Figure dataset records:
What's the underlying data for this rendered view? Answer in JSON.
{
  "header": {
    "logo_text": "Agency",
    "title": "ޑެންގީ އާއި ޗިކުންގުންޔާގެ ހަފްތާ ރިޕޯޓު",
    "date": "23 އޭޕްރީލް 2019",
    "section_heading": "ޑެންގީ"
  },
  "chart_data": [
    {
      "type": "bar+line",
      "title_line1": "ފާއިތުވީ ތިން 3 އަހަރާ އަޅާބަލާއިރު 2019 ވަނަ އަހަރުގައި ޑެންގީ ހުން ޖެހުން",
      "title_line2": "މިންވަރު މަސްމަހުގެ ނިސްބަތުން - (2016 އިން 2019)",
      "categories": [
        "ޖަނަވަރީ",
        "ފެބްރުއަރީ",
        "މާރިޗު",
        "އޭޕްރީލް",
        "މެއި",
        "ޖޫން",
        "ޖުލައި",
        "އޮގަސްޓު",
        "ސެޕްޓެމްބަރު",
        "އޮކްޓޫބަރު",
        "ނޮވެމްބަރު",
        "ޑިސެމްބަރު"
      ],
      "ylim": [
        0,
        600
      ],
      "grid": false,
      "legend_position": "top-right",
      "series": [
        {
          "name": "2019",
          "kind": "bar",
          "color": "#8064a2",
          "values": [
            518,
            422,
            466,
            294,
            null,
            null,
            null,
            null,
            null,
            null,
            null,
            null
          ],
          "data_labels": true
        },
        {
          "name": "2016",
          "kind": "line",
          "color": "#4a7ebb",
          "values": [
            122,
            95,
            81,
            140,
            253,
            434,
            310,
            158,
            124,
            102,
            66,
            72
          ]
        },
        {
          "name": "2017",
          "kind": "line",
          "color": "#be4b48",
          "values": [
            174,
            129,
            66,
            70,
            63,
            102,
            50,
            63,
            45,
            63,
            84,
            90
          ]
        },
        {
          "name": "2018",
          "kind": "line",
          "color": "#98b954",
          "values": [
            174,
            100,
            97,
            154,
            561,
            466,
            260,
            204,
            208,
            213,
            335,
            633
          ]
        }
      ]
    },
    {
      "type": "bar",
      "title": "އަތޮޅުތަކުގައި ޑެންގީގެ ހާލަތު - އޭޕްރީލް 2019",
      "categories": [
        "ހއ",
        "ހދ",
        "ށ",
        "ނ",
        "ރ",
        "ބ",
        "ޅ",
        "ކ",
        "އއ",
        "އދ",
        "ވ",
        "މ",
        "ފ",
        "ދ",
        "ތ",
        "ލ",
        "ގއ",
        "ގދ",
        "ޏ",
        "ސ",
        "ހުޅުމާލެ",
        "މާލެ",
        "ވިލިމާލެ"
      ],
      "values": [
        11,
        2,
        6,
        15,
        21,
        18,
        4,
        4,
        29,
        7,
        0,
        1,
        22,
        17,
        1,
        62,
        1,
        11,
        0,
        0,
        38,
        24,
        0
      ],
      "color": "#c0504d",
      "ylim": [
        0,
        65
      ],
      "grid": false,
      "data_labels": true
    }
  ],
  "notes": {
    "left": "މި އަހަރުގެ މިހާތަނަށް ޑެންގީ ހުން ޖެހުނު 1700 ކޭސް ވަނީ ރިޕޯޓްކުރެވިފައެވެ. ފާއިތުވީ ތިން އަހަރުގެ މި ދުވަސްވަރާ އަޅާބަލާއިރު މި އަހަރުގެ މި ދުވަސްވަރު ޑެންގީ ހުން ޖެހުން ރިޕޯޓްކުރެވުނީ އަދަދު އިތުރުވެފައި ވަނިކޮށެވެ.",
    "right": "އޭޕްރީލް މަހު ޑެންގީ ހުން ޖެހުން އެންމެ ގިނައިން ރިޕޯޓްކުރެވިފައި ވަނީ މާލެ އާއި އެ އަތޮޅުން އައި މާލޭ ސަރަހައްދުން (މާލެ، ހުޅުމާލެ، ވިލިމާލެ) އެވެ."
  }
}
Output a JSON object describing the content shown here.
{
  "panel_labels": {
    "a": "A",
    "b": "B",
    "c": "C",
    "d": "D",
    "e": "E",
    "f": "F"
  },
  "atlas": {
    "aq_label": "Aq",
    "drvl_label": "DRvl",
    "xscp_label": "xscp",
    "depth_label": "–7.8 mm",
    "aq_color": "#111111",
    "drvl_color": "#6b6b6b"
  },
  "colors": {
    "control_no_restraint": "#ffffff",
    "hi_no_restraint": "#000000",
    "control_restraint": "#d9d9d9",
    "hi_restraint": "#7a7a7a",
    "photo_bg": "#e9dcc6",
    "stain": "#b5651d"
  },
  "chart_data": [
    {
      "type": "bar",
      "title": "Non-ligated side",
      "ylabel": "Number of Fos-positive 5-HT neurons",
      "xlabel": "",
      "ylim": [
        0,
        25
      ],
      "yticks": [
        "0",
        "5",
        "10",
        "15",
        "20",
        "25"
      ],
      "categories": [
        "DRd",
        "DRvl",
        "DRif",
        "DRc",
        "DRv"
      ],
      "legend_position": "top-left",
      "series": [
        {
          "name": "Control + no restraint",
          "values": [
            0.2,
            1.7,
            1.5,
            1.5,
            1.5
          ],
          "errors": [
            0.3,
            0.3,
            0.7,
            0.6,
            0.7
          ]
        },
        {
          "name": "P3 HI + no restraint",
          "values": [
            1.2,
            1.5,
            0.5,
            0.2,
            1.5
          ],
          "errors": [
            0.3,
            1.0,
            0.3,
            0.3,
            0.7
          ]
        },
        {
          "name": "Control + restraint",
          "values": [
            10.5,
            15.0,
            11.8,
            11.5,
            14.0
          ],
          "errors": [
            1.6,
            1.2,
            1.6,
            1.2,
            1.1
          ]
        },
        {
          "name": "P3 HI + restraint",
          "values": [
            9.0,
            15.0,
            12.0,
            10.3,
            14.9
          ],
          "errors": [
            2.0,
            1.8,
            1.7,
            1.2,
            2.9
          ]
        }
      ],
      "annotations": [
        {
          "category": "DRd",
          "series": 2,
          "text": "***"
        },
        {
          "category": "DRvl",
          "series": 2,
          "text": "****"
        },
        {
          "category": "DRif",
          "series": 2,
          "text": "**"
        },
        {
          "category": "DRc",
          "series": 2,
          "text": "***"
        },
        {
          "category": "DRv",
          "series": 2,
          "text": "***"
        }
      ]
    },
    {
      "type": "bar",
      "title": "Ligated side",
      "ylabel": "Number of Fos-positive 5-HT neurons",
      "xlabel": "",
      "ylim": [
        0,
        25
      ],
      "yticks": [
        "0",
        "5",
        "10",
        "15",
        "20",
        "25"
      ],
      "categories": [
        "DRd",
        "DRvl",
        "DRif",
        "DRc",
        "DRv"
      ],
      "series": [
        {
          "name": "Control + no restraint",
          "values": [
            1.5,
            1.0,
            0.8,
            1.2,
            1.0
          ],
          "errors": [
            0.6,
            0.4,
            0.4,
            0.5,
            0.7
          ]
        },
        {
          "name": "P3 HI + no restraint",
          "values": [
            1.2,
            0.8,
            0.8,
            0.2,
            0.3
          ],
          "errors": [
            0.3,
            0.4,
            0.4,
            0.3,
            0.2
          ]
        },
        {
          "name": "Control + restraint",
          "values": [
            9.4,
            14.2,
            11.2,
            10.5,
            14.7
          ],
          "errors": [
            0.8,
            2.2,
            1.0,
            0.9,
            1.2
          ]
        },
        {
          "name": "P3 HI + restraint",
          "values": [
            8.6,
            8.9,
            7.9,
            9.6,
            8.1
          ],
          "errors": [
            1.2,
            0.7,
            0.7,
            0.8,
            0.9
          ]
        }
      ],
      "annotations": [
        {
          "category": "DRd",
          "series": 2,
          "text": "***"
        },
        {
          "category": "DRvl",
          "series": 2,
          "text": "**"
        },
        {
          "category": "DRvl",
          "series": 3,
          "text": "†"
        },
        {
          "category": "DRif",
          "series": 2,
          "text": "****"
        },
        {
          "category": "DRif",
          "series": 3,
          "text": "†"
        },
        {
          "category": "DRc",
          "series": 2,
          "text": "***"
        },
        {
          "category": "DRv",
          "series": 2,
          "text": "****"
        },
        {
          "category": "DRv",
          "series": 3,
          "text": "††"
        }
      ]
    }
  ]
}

## Written request
Note each line of the entries that has "left" in it, and copy those lines.

## Answer to the exercise
    "left": "މި އަހަރުގެ މިހާތަނަށް ޑެންގީ ހުން ޖެހުނު 1700 ކޭސް ވަނީ ރިޕޯޓްކުރެވިފައެވެ. ފާއިތުވީ ތިން އަހަރުގެ މި ދުވަސްވަރާ އަޅާބަލާއިރު މި އަހަރުގެ މި ދުވަސްވަރު ޑެންގީ ހުން ޖެހުން ރިޕޯޓްކުރެވުނީ އަދަދު އިތުރުވެފައި ވަނިކޮށެވެ.",
      "legend_position": "top-left",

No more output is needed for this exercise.